Aim of the exercise
Collect all lines below with the string "mesmo".

Dataset rows
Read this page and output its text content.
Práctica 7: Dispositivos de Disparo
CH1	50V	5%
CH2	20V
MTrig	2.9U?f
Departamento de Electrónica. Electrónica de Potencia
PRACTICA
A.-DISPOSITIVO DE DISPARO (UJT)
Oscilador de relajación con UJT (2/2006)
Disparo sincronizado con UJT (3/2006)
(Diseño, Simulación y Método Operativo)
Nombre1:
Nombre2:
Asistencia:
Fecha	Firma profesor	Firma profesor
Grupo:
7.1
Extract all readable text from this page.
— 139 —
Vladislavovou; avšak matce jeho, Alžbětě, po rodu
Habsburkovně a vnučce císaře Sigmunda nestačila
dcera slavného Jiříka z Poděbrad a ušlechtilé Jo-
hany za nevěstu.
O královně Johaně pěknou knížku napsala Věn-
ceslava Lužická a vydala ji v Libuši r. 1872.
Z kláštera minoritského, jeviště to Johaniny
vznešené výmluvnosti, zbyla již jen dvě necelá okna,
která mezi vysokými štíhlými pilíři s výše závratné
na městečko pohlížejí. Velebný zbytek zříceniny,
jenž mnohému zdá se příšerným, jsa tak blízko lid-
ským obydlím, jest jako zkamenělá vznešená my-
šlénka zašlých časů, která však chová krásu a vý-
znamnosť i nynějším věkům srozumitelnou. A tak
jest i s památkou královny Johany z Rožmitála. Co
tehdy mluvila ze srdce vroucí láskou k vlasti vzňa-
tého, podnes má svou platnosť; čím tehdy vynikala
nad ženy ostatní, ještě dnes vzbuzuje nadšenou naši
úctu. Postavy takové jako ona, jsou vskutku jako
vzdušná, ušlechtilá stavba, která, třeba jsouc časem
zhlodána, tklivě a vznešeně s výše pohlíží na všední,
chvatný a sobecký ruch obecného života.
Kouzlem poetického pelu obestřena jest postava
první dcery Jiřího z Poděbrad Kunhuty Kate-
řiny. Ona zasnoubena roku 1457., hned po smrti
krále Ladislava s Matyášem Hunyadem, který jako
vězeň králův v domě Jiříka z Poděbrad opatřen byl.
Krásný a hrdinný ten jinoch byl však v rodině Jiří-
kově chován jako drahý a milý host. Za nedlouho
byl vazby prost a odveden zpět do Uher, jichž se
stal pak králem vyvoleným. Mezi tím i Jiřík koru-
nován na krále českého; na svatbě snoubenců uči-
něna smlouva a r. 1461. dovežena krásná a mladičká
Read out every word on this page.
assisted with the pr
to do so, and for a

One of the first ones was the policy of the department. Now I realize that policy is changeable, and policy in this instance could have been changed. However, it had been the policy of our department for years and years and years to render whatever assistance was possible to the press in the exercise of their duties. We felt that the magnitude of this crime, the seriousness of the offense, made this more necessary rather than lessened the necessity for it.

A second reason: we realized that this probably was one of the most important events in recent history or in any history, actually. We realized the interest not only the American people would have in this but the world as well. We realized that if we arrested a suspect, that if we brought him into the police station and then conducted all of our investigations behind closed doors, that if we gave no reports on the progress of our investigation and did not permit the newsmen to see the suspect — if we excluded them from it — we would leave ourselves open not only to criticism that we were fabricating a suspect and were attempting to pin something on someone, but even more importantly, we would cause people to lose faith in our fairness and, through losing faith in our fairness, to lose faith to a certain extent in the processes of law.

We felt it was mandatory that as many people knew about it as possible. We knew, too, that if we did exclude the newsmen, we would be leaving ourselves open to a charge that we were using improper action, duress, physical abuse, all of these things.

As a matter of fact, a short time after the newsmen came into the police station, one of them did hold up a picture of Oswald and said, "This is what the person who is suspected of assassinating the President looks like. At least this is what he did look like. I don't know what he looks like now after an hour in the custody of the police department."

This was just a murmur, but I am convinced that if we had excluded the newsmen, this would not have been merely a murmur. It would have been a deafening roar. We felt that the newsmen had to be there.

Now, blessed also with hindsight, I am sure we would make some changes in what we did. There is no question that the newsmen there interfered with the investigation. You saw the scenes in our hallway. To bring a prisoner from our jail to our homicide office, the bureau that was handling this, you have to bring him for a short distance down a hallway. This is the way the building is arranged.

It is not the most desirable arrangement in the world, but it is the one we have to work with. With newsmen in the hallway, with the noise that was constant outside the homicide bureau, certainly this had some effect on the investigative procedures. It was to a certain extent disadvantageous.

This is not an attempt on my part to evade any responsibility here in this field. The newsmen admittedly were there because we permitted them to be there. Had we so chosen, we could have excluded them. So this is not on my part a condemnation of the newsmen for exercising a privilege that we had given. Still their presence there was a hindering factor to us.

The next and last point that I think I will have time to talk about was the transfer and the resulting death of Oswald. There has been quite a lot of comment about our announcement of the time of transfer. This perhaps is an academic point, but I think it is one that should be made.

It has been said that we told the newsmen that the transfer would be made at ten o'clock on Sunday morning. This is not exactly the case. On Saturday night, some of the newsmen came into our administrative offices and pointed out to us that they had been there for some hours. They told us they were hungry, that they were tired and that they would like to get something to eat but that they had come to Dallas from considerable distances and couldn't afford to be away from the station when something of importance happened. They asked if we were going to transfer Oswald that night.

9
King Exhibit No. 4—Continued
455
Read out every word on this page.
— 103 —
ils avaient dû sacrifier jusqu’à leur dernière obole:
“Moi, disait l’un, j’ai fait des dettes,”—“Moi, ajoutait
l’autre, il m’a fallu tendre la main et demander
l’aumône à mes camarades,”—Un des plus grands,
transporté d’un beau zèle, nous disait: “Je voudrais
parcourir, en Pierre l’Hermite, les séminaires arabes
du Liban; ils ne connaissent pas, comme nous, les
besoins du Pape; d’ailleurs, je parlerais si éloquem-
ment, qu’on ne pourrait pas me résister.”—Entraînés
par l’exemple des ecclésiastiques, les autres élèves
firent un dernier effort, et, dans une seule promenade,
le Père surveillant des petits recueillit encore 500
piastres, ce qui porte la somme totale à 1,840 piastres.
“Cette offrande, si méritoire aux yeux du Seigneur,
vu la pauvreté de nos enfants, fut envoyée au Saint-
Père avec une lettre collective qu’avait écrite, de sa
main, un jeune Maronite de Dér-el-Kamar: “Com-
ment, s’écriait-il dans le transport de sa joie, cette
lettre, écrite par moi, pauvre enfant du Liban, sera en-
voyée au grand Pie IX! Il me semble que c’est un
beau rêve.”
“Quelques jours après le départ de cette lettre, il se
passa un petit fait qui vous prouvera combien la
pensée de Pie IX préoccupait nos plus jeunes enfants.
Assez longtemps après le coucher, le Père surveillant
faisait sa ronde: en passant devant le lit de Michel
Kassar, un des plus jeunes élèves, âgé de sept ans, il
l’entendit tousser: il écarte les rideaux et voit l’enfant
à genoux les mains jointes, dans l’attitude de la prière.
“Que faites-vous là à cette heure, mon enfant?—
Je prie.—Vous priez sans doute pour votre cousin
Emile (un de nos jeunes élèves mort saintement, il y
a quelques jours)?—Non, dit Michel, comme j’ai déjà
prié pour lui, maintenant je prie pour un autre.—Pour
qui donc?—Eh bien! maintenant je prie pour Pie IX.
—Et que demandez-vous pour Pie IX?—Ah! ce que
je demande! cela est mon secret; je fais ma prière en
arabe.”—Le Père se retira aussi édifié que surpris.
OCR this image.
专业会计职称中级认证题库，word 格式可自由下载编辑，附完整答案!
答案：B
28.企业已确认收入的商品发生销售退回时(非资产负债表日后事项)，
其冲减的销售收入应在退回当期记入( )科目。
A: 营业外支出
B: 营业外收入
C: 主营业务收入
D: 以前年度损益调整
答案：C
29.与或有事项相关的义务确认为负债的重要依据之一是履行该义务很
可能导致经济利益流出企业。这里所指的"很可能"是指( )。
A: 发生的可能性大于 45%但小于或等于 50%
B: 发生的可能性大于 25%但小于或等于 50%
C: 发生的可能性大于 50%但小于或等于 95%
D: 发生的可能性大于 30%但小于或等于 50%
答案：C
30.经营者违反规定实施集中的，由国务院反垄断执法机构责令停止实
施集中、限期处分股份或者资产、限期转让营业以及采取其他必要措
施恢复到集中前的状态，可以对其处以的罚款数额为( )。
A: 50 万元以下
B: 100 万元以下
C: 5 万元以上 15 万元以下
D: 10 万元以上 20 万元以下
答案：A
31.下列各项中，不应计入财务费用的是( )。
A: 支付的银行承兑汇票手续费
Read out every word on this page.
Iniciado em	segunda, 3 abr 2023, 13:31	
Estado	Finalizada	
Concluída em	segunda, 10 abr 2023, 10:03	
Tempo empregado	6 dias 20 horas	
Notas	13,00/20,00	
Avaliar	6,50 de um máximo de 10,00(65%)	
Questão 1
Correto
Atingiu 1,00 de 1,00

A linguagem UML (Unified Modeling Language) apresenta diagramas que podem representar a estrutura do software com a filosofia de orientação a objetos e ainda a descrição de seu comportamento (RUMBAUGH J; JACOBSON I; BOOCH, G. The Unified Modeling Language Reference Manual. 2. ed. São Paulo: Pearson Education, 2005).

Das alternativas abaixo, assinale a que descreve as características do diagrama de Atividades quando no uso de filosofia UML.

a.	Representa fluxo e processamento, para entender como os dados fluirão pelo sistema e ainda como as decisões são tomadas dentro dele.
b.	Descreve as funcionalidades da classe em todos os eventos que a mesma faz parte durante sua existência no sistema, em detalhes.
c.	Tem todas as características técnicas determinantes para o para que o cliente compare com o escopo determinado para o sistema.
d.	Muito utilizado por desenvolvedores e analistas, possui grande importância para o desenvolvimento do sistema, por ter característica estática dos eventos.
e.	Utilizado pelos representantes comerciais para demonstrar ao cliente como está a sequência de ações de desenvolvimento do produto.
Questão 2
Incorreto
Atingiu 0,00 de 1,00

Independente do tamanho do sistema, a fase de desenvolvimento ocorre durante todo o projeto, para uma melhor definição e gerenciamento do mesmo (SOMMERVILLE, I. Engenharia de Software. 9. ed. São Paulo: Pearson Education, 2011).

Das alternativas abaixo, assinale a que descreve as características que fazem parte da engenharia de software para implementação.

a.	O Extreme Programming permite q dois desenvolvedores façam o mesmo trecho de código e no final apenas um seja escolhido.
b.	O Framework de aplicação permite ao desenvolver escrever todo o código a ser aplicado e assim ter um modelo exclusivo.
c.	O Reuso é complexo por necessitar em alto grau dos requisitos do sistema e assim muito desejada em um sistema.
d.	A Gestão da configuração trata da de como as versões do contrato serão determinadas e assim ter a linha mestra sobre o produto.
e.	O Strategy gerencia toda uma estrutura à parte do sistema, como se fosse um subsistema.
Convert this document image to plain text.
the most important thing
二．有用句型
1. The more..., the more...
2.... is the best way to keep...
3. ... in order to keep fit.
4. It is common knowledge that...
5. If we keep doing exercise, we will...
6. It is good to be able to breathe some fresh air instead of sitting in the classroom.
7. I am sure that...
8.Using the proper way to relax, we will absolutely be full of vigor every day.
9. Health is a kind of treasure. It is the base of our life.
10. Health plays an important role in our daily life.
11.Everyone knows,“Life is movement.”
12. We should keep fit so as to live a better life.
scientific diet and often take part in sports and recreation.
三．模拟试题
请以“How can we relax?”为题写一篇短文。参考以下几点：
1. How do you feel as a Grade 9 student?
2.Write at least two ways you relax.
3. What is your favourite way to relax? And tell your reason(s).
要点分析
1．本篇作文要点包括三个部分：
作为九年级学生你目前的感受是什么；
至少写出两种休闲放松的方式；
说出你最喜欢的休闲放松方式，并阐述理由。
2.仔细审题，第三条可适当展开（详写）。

Result of the exercise
Independente do tamanho do sistema, a fase de desenvolvimento ocorre durante todo o projeto, para uma melhor definição e gerenciamento do mesmo (SOMMERVILLE, I. Engenharia de Software. 9. ed. São Paulo: Pearson Education, 2011).
a.	O Extreme Programming permite q dois desenvolvedores façam o mesmo trecho de código e no final apenas um seja escolhido.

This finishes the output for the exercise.